Data items:
● ● ●
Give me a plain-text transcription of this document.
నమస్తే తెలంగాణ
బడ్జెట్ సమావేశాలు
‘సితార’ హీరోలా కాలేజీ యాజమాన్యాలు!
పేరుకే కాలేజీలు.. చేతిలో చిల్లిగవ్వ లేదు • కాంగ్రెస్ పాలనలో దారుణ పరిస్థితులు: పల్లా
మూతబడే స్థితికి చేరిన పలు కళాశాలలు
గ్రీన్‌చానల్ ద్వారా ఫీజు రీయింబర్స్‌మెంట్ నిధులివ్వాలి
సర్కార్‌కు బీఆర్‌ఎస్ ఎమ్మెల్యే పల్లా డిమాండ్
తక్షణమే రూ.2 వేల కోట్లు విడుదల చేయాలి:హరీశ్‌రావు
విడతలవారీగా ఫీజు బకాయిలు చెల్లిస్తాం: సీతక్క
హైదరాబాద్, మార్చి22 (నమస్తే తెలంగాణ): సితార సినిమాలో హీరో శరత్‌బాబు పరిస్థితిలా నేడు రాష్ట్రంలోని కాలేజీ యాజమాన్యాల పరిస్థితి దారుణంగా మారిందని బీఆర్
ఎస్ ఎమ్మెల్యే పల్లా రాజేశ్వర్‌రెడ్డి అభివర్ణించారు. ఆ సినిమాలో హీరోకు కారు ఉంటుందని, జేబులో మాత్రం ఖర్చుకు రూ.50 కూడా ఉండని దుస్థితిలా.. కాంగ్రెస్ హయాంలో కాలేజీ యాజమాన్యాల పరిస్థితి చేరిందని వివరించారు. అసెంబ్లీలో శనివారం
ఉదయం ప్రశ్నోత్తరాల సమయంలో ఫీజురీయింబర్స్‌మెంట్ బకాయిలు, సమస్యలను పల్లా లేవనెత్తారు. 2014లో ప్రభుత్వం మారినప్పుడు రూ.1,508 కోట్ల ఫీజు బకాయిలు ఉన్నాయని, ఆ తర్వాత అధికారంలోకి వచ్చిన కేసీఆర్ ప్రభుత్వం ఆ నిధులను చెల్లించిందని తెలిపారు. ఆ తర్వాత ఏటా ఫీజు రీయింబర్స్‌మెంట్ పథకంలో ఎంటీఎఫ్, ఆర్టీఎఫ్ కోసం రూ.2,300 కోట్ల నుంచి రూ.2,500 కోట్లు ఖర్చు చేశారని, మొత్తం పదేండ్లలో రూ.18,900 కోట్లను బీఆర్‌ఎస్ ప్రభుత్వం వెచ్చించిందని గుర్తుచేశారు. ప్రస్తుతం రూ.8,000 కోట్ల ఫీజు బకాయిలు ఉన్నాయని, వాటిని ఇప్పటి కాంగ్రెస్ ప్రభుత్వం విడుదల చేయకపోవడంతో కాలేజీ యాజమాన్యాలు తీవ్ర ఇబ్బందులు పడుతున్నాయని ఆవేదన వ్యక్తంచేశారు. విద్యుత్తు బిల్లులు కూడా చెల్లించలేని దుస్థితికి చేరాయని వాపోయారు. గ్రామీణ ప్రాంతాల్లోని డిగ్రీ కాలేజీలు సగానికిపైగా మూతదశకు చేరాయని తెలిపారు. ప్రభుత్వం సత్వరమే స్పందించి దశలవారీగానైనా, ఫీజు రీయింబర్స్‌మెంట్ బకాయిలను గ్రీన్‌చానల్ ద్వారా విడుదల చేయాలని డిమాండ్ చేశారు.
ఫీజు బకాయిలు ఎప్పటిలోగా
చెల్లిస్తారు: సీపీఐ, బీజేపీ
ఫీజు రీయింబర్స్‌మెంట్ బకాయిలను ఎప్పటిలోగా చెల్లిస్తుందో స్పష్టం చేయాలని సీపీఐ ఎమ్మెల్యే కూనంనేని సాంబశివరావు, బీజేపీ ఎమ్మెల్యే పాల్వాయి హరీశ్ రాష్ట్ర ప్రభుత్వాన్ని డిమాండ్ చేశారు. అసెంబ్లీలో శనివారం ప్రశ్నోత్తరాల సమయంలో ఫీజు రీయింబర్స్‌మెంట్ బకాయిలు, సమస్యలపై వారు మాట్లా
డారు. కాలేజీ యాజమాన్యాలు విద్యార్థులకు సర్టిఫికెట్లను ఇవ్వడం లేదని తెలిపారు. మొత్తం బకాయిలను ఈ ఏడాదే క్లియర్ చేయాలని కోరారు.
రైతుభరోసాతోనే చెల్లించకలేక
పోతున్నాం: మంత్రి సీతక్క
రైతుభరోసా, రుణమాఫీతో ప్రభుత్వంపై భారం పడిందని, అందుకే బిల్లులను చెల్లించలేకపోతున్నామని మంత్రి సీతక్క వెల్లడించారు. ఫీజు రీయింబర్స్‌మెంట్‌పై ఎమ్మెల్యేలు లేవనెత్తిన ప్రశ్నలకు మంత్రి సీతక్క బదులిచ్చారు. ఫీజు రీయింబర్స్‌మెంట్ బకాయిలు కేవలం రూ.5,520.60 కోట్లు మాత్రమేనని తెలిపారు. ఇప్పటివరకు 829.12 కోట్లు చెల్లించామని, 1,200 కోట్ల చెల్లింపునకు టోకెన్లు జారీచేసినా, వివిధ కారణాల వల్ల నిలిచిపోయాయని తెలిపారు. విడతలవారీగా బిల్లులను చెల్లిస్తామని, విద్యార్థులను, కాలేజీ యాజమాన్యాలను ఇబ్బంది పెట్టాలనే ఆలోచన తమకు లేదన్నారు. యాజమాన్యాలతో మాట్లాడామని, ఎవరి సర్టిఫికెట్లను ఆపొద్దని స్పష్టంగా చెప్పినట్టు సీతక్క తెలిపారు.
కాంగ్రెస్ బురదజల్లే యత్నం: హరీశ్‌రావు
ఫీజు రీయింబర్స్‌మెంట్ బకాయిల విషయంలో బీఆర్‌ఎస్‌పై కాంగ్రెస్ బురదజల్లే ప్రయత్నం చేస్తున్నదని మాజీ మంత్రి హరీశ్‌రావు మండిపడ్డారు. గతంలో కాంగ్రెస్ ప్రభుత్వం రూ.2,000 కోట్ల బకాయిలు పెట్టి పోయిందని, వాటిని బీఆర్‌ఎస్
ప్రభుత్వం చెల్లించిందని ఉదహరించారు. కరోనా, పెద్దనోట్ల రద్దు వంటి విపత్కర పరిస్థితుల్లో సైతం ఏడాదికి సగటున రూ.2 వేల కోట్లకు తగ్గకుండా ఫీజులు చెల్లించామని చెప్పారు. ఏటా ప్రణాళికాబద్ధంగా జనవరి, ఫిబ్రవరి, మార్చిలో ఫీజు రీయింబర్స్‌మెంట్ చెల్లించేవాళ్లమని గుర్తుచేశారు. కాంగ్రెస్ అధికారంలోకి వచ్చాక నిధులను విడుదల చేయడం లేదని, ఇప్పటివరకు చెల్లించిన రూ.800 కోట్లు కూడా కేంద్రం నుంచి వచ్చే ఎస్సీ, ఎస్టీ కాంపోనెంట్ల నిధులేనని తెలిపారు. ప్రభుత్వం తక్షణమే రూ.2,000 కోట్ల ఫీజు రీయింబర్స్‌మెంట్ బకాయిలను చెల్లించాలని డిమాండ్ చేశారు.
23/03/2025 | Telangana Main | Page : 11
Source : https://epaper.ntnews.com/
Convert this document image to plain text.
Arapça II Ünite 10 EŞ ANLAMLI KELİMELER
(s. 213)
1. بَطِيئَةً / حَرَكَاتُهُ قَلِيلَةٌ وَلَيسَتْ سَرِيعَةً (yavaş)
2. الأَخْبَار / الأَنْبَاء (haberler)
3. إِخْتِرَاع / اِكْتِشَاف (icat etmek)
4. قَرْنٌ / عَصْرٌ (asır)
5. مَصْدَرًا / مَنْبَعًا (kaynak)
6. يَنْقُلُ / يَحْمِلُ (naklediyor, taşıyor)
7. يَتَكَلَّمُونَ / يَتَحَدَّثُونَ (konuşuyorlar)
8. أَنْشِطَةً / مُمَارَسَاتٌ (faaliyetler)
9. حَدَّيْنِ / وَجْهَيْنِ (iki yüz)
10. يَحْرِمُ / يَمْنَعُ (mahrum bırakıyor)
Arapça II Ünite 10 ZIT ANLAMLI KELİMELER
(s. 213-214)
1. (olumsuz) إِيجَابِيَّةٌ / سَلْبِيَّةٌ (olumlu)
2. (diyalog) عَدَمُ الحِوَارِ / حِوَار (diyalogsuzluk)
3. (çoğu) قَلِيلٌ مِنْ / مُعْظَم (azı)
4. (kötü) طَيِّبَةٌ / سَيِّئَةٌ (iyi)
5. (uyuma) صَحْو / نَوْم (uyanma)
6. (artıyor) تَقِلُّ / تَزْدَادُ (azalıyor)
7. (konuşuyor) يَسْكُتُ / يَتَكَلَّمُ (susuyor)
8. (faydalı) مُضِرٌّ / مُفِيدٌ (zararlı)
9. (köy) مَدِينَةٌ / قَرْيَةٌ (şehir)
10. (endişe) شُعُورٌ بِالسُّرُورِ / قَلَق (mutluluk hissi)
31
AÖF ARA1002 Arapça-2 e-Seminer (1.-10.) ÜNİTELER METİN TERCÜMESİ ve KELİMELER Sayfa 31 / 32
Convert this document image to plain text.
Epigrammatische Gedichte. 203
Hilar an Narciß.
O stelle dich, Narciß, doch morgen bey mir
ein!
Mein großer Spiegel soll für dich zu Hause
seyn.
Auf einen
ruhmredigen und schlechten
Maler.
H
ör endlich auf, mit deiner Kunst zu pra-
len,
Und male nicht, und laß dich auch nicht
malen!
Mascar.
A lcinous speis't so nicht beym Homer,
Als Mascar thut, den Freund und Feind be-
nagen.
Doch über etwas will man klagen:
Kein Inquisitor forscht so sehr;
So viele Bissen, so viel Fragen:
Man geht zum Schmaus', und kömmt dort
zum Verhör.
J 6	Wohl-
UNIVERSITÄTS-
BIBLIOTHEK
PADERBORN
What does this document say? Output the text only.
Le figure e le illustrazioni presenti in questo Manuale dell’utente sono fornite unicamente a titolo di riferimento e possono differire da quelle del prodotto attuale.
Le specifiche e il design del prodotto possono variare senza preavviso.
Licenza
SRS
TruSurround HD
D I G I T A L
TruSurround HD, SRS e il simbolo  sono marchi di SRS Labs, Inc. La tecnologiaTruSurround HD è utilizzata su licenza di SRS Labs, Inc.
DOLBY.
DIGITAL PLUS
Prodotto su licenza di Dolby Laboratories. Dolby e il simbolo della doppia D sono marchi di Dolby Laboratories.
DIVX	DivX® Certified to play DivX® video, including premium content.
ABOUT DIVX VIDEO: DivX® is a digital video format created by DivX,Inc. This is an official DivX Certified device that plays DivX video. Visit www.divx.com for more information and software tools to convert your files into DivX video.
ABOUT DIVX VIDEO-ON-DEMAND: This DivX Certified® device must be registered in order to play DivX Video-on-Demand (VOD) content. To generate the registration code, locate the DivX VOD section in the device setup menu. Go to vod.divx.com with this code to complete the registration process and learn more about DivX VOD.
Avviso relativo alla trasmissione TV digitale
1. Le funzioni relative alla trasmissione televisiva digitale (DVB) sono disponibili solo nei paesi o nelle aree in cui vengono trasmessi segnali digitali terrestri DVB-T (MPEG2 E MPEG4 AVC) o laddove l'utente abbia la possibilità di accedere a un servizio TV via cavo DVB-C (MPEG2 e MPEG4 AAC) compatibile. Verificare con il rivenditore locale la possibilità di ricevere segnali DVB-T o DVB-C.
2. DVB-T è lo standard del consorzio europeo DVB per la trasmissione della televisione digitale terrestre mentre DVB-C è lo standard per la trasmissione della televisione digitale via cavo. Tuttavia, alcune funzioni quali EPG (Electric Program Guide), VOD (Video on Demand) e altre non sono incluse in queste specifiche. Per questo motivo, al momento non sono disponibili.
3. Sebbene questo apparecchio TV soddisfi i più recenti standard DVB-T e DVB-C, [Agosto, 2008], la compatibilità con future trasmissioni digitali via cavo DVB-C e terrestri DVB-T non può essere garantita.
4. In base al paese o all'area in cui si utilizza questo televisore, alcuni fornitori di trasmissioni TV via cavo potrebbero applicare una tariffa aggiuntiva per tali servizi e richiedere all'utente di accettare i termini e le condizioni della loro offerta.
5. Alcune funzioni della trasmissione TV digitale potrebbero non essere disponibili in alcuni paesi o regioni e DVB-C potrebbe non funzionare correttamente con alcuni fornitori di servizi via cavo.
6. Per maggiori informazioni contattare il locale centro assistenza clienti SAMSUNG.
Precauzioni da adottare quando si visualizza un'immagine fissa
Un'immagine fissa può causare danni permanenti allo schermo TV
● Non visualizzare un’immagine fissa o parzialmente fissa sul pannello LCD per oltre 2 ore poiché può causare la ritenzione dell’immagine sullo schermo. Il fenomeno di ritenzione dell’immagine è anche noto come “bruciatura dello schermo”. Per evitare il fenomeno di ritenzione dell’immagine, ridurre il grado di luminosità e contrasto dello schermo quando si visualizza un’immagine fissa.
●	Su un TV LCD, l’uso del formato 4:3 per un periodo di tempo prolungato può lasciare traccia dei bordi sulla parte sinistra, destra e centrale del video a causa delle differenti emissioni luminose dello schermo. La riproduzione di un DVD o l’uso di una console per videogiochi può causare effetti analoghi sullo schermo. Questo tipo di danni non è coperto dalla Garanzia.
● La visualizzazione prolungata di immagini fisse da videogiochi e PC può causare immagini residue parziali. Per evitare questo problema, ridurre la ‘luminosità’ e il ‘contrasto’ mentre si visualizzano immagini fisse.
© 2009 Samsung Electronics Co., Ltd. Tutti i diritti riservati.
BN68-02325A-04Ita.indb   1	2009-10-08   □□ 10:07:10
● ● ●
Exercise prompt. From the listing, copy every line where the string "quando" appears.

Complete output.
Precauzioni da adottare quando si visualizza un'immagine fissa
● Non visualizzare un’immagine fissa o parzialmente fissa sul pannello LCD per oltre 2 ore poiché può causare la ritenzione dell’immagine sullo schermo. Il fenomeno di ritenzione dell’immagine è anche noto come “bruciatura dello schermo”. Per evitare il fenomeno di ritenzione dell’immagine, ridurre il grado di luminosità e contrasto dello schermo quando si visualizza un’immagine fissa.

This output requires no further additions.